### Data provided
>> begin

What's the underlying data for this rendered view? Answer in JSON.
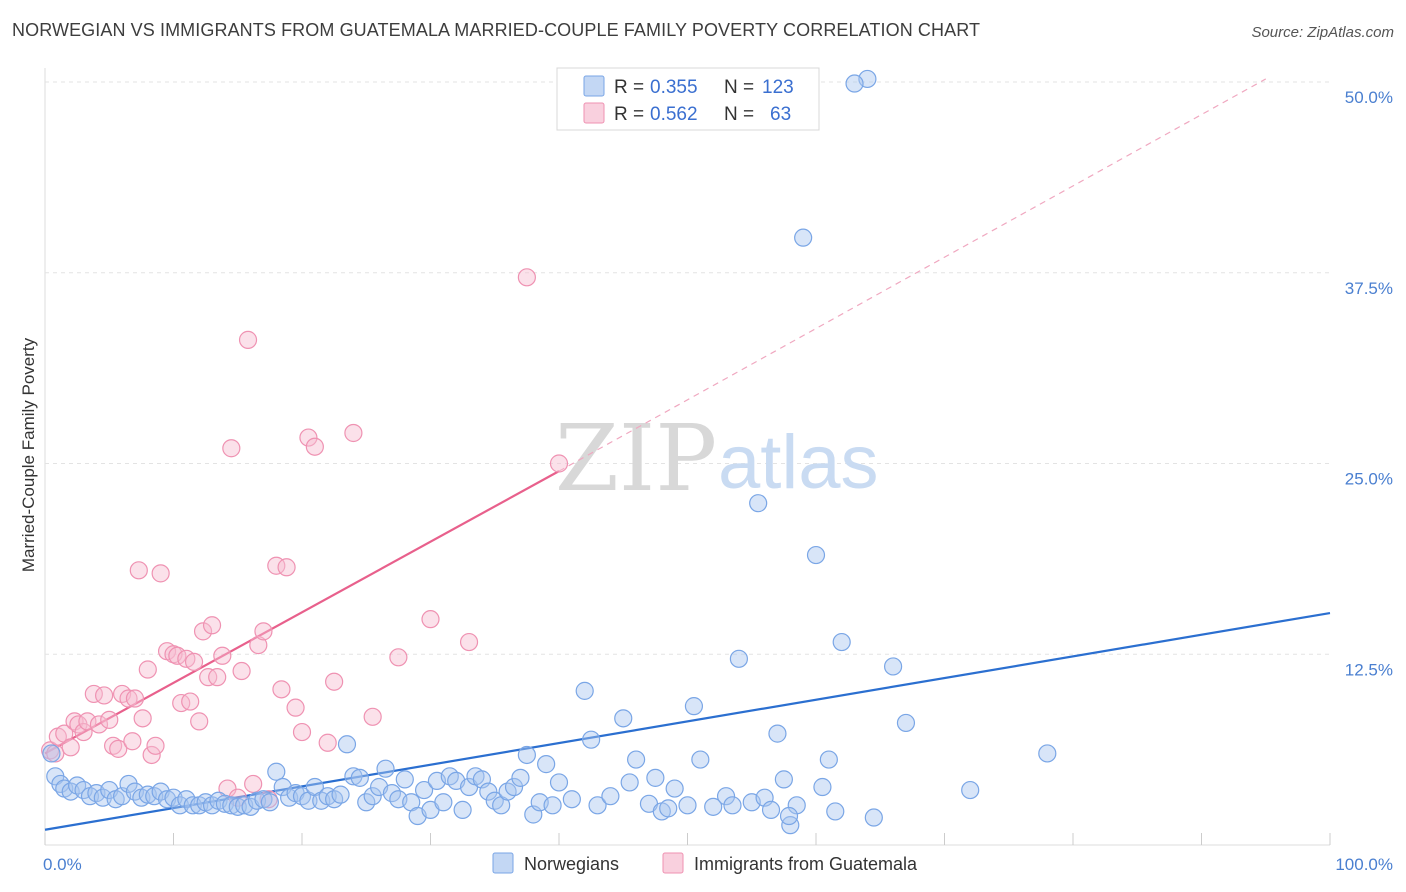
{
  "title": "NORWEGIAN VS IMMIGRANTS FROM GUATEMALA MARRIED-COUPLE FAMILY POVERTY CORRELATION CHART",
  "source": "Source: ZipAtlas.com",
  "watermark": {
    "zip": "ZIP",
    "atlas": "atlas"
  },
  "colors": {
    "blue_fill": "#a9c6f0",
    "blue_stroke": "#7aa6e6",
    "blue_line": "#2b6fd0",
    "pink_fill": "#f7bcd0",
    "pink_stroke": "#ef92b2",
    "pink_line": "#e8608c",
    "grid": "#e3e3e3",
    "tick_text": "#4a7fd0"
  },
  "legend": {
    "rows": [
      {
        "r_label": "R =",
        "r_value": "0.355",
        "n_label": "N =",
        "n_value": "123",
        "series": "blue"
      },
      {
        "r_label": "R =",
        "r_value": "0.562",
        "n_label": "N =",
        "n_value": "63",
        "series": "pink"
      }
    ]
  },
  "bottom_legend": [
    "Norwegians",
    "Immigrants from Guatemala"
  ],
  "chart_data": {
    "type": "scatter",
    "xlabel": "",
    "ylabel": "Married-Couple Family Poverty",
    "xlim": [
      0,
      100
    ],
    "ylim": [
      0,
      50
    ],
    "x_ticks": [
      "0.0%",
      "100.0%"
    ],
    "y_ticks": [
      {
        "value": 12.5,
        "label": "12.5%"
      },
      {
        "value": 25,
        "label": "25.0%"
      },
      {
        "value": 37.5,
        "label": "37.5%"
      },
      {
        "value": 50,
        "label": "50.0%"
      }
    ],
    "grid": "horizontal dashed",
    "legend_position": "top-center",
    "series": [
      {
        "name": "Norwegians",
        "color": "blue",
        "trend": {
          "x": [
            0,
            100
          ],
          "y": [
            1.0,
            15.2
          ]
        },
        "points": [
          [
            0.5,
            6.0
          ],
          [
            0.8,
            4.5
          ],
          [
            1.2,
            4.0
          ],
          [
            1.5,
            3.7
          ],
          [
            2.0,
            3.5
          ],
          [
            2.5,
            3.9
          ],
          [
            3.0,
            3.6
          ],
          [
            3.5,
            3.2
          ],
          [
            4.0,
            3.4
          ],
          [
            4.5,
            3.1
          ],
          [
            5.0,
            3.6
          ],
          [
            5.5,
            3.0
          ],
          [
            6.0,
            3.2
          ],
          [
            6.5,
            4.0
          ],
          [
            7.0,
            3.5
          ],
          [
            7.5,
            3.1
          ],
          [
            8.0,
            3.3
          ],
          [
            8.5,
            3.2
          ],
          [
            9.0,
            3.5
          ],
          [
            9.5,
            3.0
          ],
          [
            10.0,
            3.1
          ],
          [
            10.5,
            2.6
          ],
          [
            11.0,
            3.0
          ],
          [
            11.5,
            2.6
          ],
          [
            12.0,
            2.6
          ],
          [
            12.5,
            2.8
          ],
          [
            13.0,
            2.6
          ],
          [
            13.5,
            2.9
          ],
          [
            14.0,
            2.7
          ],
          [
            14.5,
            2.6
          ],
          [
            15.0,
            2.5
          ],
          [
            15.5,
            2.6
          ],
          [
            16.0,
            2.5
          ],
          [
            16.5,
            2.9
          ],
          [
            17.0,
            3.0
          ],
          [
            17.5,
            2.8
          ],
          [
            18.0,
            4.8
          ],
          [
            18.5,
            3.8
          ],
          [
            19.0,
            3.1
          ],
          [
            19.5,
            3.4
          ],
          [
            20.0,
            3.2
          ],
          [
            20.5,
            2.9
          ],
          [
            21.0,
            3.8
          ],
          [
            21.5,
            2.9
          ],
          [
            22.0,
            3.2
          ],
          [
            22.5,
            3.0
          ],
          [
            23.0,
            3.3
          ],
          [
            23.5,
            6.6
          ],
          [
            24.0,
            4.5
          ],
          [
            24.5,
            4.4
          ],
          [
            25.0,
            2.8
          ],
          [
            25.5,
            3.2
          ],
          [
            26.0,
            3.8
          ],
          [
            26.5,
            5.0
          ],
          [
            27.0,
            3.4
          ],
          [
            27.5,
            3.0
          ],
          [
            28.0,
            4.3
          ],
          [
            28.5,
            2.8
          ],
          [
            29.0,
            1.9
          ],
          [
            29.5,
            3.6
          ],
          [
            30.0,
            2.3
          ],
          [
            30.5,
            4.2
          ],
          [
            31.0,
            2.8
          ],
          [
            31.5,
            4.5
          ],
          [
            32.0,
            4.2
          ],
          [
            32.5,
            2.3
          ],
          [
            33.0,
            3.8
          ],
          [
            33.5,
            4.5
          ],
          [
            34.0,
            4.3
          ],
          [
            34.5,
            3.5
          ],
          [
            35.0,
            2.9
          ],
          [
            35.5,
            2.6
          ],
          [
            36.0,
            3.5
          ],
          [
            36.5,
            3.8
          ],
          [
            37.0,
            4.4
          ],
          [
            37.5,
            5.9
          ],
          [
            38.0,
            2.0
          ],
          [
            38.5,
            2.8
          ],
          [
            39.0,
            5.3
          ],
          [
            39.5,
            2.6
          ],
          [
            40.0,
            4.1
          ],
          [
            41.0,
            3.0
          ],
          [
            42.0,
            10.1
          ],
          [
            42.5,
            6.9
          ],
          [
            43.0,
            2.6
          ],
          [
            44.0,
            3.2
          ],
          [
            45.0,
            8.3
          ],
          [
            45.5,
            4.1
          ],
          [
            46.0,
            5.6
          ],
          [
            47.0,
            2.7
          ],
          [
            47.5,
            4.4
          ],
          [
            48.0,
            2.2
          ],
          [
            49.0,
            3.7
          ],
          [
            50.0,
            2.6
          ],
          [
            50.5,
            9.1
          ],
          [
            51.0,
            5.6
          ],
          [
            52.0,
            2.5
          ],
          [
            53.0,
            3.2
          ],
          [
            54.0,
            12.2
          ],
          [
            55.0,
            2.8
          ],
          [
            56.0,
            3.1
          ],
          [
            56.5,
            2.3
          ],
          [
            57.0,
            7.3
          ],
          [
            57.5,
            4.3
          ],
          [
            58.0,
            1.3
          ],
          [
            58.5,
            2.6
          ],
          [
            59.0,
            39.8
          ],
          [
            60.0,
            19.0
          ],
          [
            61.0,
            5.6
          ],
          [
            61.5,
            2.2
          ],
          [
            62.0,
            13.3
          ],
          [
            64.0,
            50.2
          ],
          [
            64.5,
            1.8
          ],
          [
            66.0,
            11.7
          ],
          [
            67.0,
            8.0
          ],
          [
            72.0,
            3.6
          ],
          [
            78.0,
            6.0
          ],
          [
            55.5,
            22.4
          ],
          [
            63.0,
            49.9
          ],
          [
            48.5,
            2.4
          ],
          [
            53.5,
            2.6
          ],
          [
            57.9,
            1.9
          ],
          [
            60.5,
            3.8
          ]
        ]
      },
      {
        "name": "Immigrants from Guatemala",
        "color": "pink",
        "trend": {
          "x": [
            0,
            40
          ],
          "y": [
            6.0,
            24.5
          ]
        },
        "trend_extension": {
          "x": [
            40,
            95
          ],
          "y": [
            24.5,
            50.2
          ]
        },
        "points": [
          [
            0.4,
            6.2
          ],
          [
            0.8,
            6.0
          ],
          [
            1.0,
            7.1
          ],
          [
            1.5,
            7.3
          ],
          [
            2.0,
            6.4
          ],
          [
            2.3,
            8.1
          ],
          [
            2.6,
            7.9
          ],
          [
            3.0,
            7.4
          ],
          [
            3.3,
            8.1
          ],
          [
            3.8,
            9.9
          ],
          [
            4.2,
            7.9
          ],
          [
            4.6,
            9.8
          ],
          [
            5.0,
            8.2
          ],
          [
            5.3,
            6.5
          ],
          [
            5.7,
            6.3
          ],
          [
            6.0,
            9.9
          ],
          [
            6.5,
            9.6
          ],
          [
            6.8,
            6.8
          ],
          [
            7.0,
            9.6
          ],
          [
            7.3,
            18.0
          ],
          [
            7.6,
            8.3
          ],
          [
            8.0,
            11.5
          ],
          [
            8.3,
            5.9
          ],
          [
            8.6,
            6.5
          ],
          [
            9.0,
            17.8
          ],
          [
            9.5,
            12.7
          ],
          [
            10.0,
            12.5
          ],
          [
            10.3,
            12.4
          ],
          [
            10.6,
            9.3
          ],
          [
            11.0,
            12.2
          ],
          [
            11.3,
            9.4
          ],
          [
            11.6,
            12.0
          ],
          [
            12.0,
            8.1
          ],
          [
            12.3,
            14.0
          ],
          [
            12.7,
            11.0
          ],
          [
            13.0,
            14.4
          ],
          [
            13.4,
            11.0
          ],
          [
            13.8,
            12.4
          ],
          [
            14.2,
            3.7
          ],
          [
            14.5,
            26.0
          ],
          [
            15.0,
            3.1
          ],
          [
            15.3,
            11.4
          ],
          [
            15.8,
            33.1
          ],
          [
            16.2,
            4.0
          ],
          [
            16.6,
            13.1
          ],
          [
            17.0,
            14.0
          ],
          [
            17.4,
            3.0
          ],
          [
            18.0,
            18.3
          ],
          [
            18.4,
            10.2
          ],
          [
            18.8,
            18.2
          ],
          [
            19.5,
            9.0
          ],
          [
            20.0,
            7.4
          ],
          [
            20.5,
            26.7
          ],
          [
            21.0,
            26.1
          ],
          [
            22.0,
            6.7
          ],
          [
            22.5,
            10.7
          ],
          [
            24.0,
            27.0
          ],
          [
            25.5,
            8.4
          ],
          [
            27.5,
            12.3
          ],
          [
            30.0,
            14.8
          ],
          [
            33.0,
            13.3
          ],
          [
            37.5,
            37.2
          ],
          [
            40.0,
            25.0
          ]
        ]
      }
    ]
  }
}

>> end

Identify every line where the string "grid" appears.

    "grid": "#e3e3e3",
    "grid": "horizontal dashed",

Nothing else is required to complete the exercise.